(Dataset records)
※ ※ ※

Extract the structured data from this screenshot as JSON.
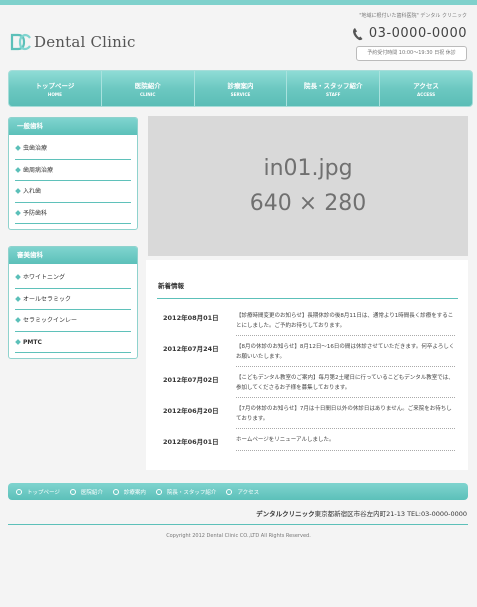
{
  "header": {
    "tagline": "\"地域に根付いた歯科医院\" デンタル クリニック",
    "logo_text": "Dental Clinic",
    "phone": "03-0000-0000",
    "hours": "予約受付時間 10:00～19:30 日祝 休診"
  },
  "nav": [
    {
      "jp": "トップページ",
      "en": "HOME"
    },
    {
      "jp": "医院紹介",
      "en": "CLINIC"
    },
    {
      "jp": "診療案内",
      "en": "SERVICE"
    },
    {
      "jp": "院長・スタッフ紹介",
      "en": "STAFF"
    },
    {
      "jp": "アクセス",
      "en": "ACCESS"
    }
  ],
  "sidebar": {
    "general": {
      "title": "一般歯科",
      "items": [
        "虫歯治療",
        "歯周病治療",
        "入れ歯",
        "予防歯科"
      ]
    },
    "cosmetic": {
      "title": "審美歯科",
      "items": [
        "ホワイトニング",
        "オールセラミック",
        "セラミックインレー",
        "PMTC"
      ]
    }
  },
  "main_image": {
    "line1": "in01.jpg",
    "line2": "640 × 280"
  },
  "news": {
    "title": "新着情報",
    "items": [
      {
        "date": "2012年08月01日",
        "text": "【診療時間変更のお知らせ】長期休診の後8月11日は、通常より1時間長く診療をすることにしました。ご予約お待ちしております。"
      },
      {
        "date": "2012年07月24日",
        "text": "【8月の休診のお知らせ】8月12日～16日の間は休診させていただきます。何卒よろしくお願いいたします。"
      },
      {
        "date": "2012年07月02日",
        "text": "【こどもデンタル教室のご案内】毎月第2土曜日に行っているこどもデンタル教室では、参加してくださるお子様を募集しております。"
      },
      {
        "date": "2012年06月20日",
        "text": "【7月の休診のお知らせ】7月は十日間日以外の休診日はありません。ご来院をお待ちしております。"
      },
      {
        "date": "2012年06月01日",
        "text": "ホームページをリニューアルしました。"
      }
    ]
  },
  "footer": {
    "nav": [
      "トップページ",
      "医院紹介",
      "診療案内",
      "院長・スタッフ紹介",
      "アクセス"
    ],
    "clinic_name": "デンタルクリニック",
    "address": "東京都新宿区市谷左内町21-13 TEL:03-0000-0000",
    "copyright": "Copyright 2012 Dental Clinic CO.,LTD All Rights Reserved."
  },
  "colors": {
    "accent": "#5cc0b9",
    "accent_light": "#7fd4cf",
    "background": "#f4f4f4"
  }
}
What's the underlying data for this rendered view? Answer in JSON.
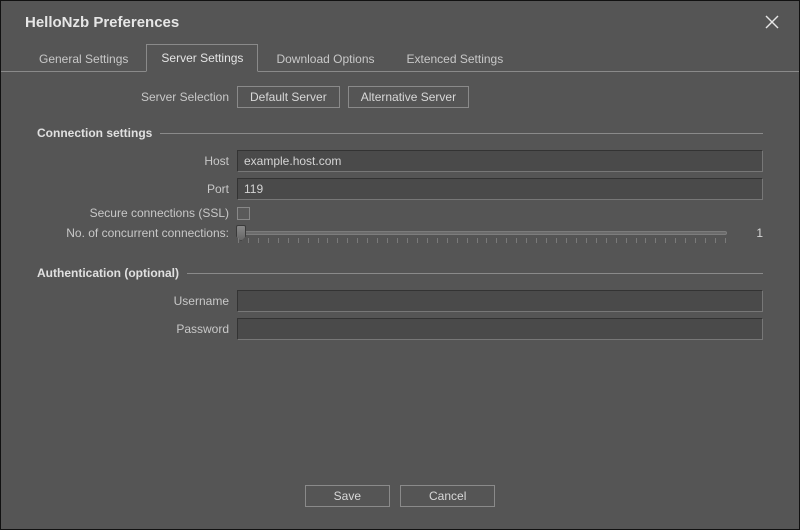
{
  "window": {
    "title": "HelloNzb Preferences"
  },
  "tabs": {
    "general": "General Settings",
    "server": "Server Settings",
    "download": "Download Options",
    "extended": "Extenced Settings",
    "active": "server"
  },
  "server_selection": {
    "label": "Server Selection",
    "default_btn": "Default Server",
    "alt_btn": "Alternative Server"
  },
  "sections": {
    "connection_title": "Connection settings",
    "auth_title": "Authentication (optional)"
  },
  "fields": {
    "host_label": "Host",
    "host_value": "example.host.com",
    "port_label": "Port",
    "port_value": "119",
    "ssl_label": "Secure connections (SSL)",
    "ssl_checked": false,
    "conn_label": "No. of concurrent connections:",
    "conn_value": "1",
    "username_label": "Username",
    "username_value": "",
    "password_label": "Password",
    "password_value": ""
  },
  "footer": {
    "save": "Save",
    "cancel": "Cancel"
  }
}
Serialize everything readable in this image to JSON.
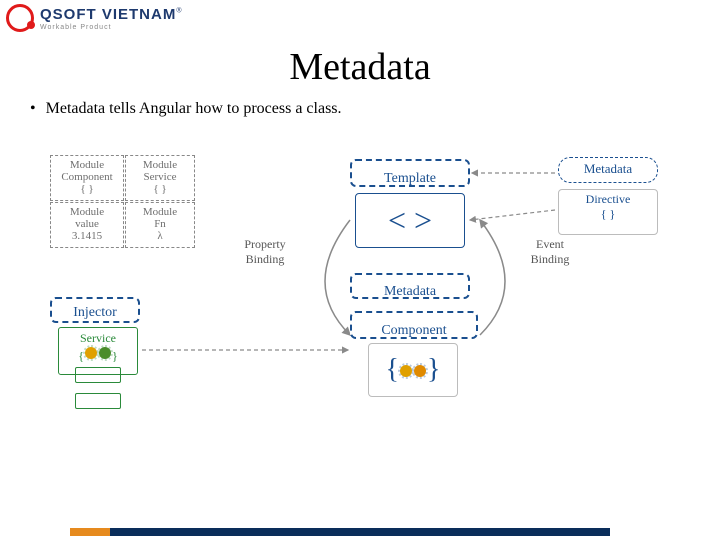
{
  "brand": {
    "name": "QSOFT VIETNAM",
    "sup": "®",
    "tagline": "Workable Product"
  },
  "slide": {
    "title": "Metadata",
    "bullet": "Metadata tells Angular how to process a class."
  },
  "diagram": {
    "modules": {
      "component": {
        "name": "Module\nComponent",
        "glyph": "{ }"
      },
      "service": {
        "name": "Module\nService",
        "glyph": "{ }"
      },
      "value": {
        "name": "Module\nvalue",
        "glyph": "3.1415"
      },
      "fn": {
        "name": "Module\nFn",
        "glyph": "λ"
      }
    },
    "injector": "Injector",
    "service": "Service",
    "template": "Template",
    "angle": "< >",
    "metadata": "Metadata",
    "component": "Component",
    "compBraces": "{ }",
    "propBinding": "Property\nBinding",
    "eventBinding": "Event\nBinding",
    "metaCloud": "Metadata",
    "directive": "Directive",
    "dirGlyph": "{ }"
  }
}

※ ※ ※

Work instructions >>
Give back every line exactly as it stands, pictures excluded.

Solution for this exercise >>
Extract the structured data from this screenshot as JSON.
{
  "header": {
    "tagline": "\"地域に根付いた歯科医院\" デンタル クリニック",
    "logo_text": "Dental Clinic",
    "phone": "03-0000-0000",
    "hours": "予約受付時間 10:00～19:30 日祝 休診"
  },
  "nav": [
    {
      "jp": "トップページ",
      "en": "HOME"
    },
    {
      "jp": "医院紹介",
      "en": "CLINIC"
    },
    {
      "jp": "診療案内",
      "en": "SERVICE"
    },
    {
      "jp": "院長・スタッフ紹介",
      "en": "STAFF"
    },
    {
      "jp": "アクセス",
      "en": "ACCESS"
    }
  ],
  "sidebar": {
    "general": {
      "title": "一般歯科",
      "items": [
        "虫歯治療",
        "歯周病治療",
        "入れ歯",
        "予防歯科"
      ]
    },
    "cosmetic": {
      "title": "審美歯科",
      "items": [
        "ホワイトニング",
        "オールセラミック",
        "セラミックインレー",
        "PMTC"
      ]
    }
  },
  "main_image": {
    "line1": "in01.jpg",
    "line2": "640 × 280"
  },
  "news": {
    "title": "新着情報",
    "items": [
      {
        "date": "2012年08月01日",
        "text": "【診療時間変更のお知らせ】長期休診の後8月11日は、通常より1時間長く診療をすることにしました。ご予約お待ちしております。"
      },
      {
        "date": "2012年07月24日",
        "text": "【8月の休診のお知らせ】8月12日～16日の間は休診させていただきます。何卒よろしくお願いいたします。"
      },
      {
        "date": "2012年07月02日",
        "text": "【こどもデンタル教室のご案内】毎月第2土曜日に行っているこどもデンタル教室では、参加してくださるお子様を募集しております。"
      },
      {
        "date": "2012年06月20日",
        "text": "【7月の休診のお知らせ】7月は十日間日以外の休診日はありません。ご来院をお待ちしております。"
      },
      {
        "date": "2012年06月01日",
        "text": "ホームページをリニューアルしました。"
      }
    ]
  },
  "footer": {
    "nav": [
      "トップページ",
      "医院紹介",
      "診療案内",
      "院長・スタッフ紹介",
      "アクセス"
    ],
    "clinic_name": "デンタルクリニック",
    "address": "東京都新宿区市谷左内町21-13 TEL:03-0000-0000",
    "copyright": "Copyright 2012 Dental Clinic CO.,LTD All Rights Reserved."
  },
  "colors": {
    "accent": "#5cc0b9",
    "accent_light": "#7fd4cf",
    "background": "#f4f4f4"
  }
}
What's the underlying data for this rendered view? Answer in JSON.
{
  "window": {
    "title": "HelloNzb Preferences"
  },
  "tabs": {
    "general": "General Settings",
    "server": "Server Settings",
    "download": "Download Options",
    "extended": "Extenced Settings",
    "active": "server"
  },
  "server_selection": {
    "label": "Server Selection",
    "default_btn": "Default Server",
    "alt_btn": "Alternative Server"
  },
  "sections": {
    "connection_title": "Connection settings",
    "auth_title": "Authentication (optional)"
  },
  "fields": {
    "host_label": "Host",
    "host_value": "example.host.com",
    "port_label": "Port",
    "port_value": "119",
    "ssl_label": "Secure connections (SSL)",
    "ssl_checked": false,
    "conn_label": "No. of concurrent connections:",
    "conn_value": "1",
    "username_label": "Username",
    "username_value": "",
    "password_label": "Password",
    "password_value": ""
  },
  "footer": {
    "save": "Save",
    "cancel": "Cancel"
  }
}
Serialize everything readable in this image to JSON.
{
  "brand": {
    "name": "QSOFT VIETNAM",
    "sup": "®",
    "tagline": "Workable Product"
  },
  "slide": {
    "title": "Metadata",
    "bullet": "Metadata tells Angular how to process a class."
  },
  "diagram": {
    "modules": {
      "component": {
        "name": "Module\nComponent",
        "glyph": "{ }"
      },
      "service": {
        "name": "Module\nService",
        "glyph": "{ }"
      },
      "value": {
        "name": "Module\nvalue",
        "glyph": "3.1415"
      },
      "fn": {
        "name": "Module\nFn",
        "glyph": "λ"
      }
    },
    "injector": "Injector",
    "service": "Service",
    "template": "Template",
    "angle": "< >",
    "metadata": "Metadata",
    "component": "Component",
    "compBraces": "{ }",
    "propBinding": "Property\nBinding",
    "eventBinding": "Event\nBinding",
    "metaCloud": "Metadata",
    "directive": "Directive",
    "dirGlyph": "{ }"
  }
}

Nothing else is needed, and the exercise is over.